▸ Exercise:
List, from the lines below, each one with "title" in it.

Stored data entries

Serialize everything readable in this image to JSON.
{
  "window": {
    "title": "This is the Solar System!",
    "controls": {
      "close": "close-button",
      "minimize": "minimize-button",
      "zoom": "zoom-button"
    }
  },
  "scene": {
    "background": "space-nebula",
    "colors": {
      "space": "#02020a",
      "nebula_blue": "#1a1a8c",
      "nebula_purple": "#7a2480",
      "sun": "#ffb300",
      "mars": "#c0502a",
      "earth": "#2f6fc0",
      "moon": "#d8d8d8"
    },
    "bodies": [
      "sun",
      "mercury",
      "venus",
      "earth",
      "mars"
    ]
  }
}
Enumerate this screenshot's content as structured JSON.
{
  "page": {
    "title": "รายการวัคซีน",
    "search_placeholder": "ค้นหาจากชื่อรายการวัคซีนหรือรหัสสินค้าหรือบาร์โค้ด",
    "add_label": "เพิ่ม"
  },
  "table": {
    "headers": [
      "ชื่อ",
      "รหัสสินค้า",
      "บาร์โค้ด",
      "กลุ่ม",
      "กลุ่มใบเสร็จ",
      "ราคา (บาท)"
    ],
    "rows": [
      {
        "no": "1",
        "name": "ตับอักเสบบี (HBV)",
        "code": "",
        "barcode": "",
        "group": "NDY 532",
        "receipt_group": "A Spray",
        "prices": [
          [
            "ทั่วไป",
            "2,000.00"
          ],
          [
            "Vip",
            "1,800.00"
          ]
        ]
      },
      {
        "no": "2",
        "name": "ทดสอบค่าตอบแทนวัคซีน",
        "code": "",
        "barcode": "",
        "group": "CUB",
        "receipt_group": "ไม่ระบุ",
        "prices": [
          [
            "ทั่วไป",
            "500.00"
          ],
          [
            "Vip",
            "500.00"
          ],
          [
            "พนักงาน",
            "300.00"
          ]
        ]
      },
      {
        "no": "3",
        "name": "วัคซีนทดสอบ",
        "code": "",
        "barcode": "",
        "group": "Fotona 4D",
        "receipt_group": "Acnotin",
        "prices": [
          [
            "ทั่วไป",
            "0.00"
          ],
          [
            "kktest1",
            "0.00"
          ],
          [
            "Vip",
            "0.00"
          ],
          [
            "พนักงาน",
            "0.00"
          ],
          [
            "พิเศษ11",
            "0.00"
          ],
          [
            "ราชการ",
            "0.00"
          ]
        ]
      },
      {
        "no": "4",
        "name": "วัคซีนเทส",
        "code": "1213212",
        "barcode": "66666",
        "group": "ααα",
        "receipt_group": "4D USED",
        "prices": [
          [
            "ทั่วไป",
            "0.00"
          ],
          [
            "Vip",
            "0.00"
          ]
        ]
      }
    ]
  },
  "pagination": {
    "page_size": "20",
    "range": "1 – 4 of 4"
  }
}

▸ Exercise solution:
    "title": "This is the Solar System!",
    "title": "รายการวัคซีน",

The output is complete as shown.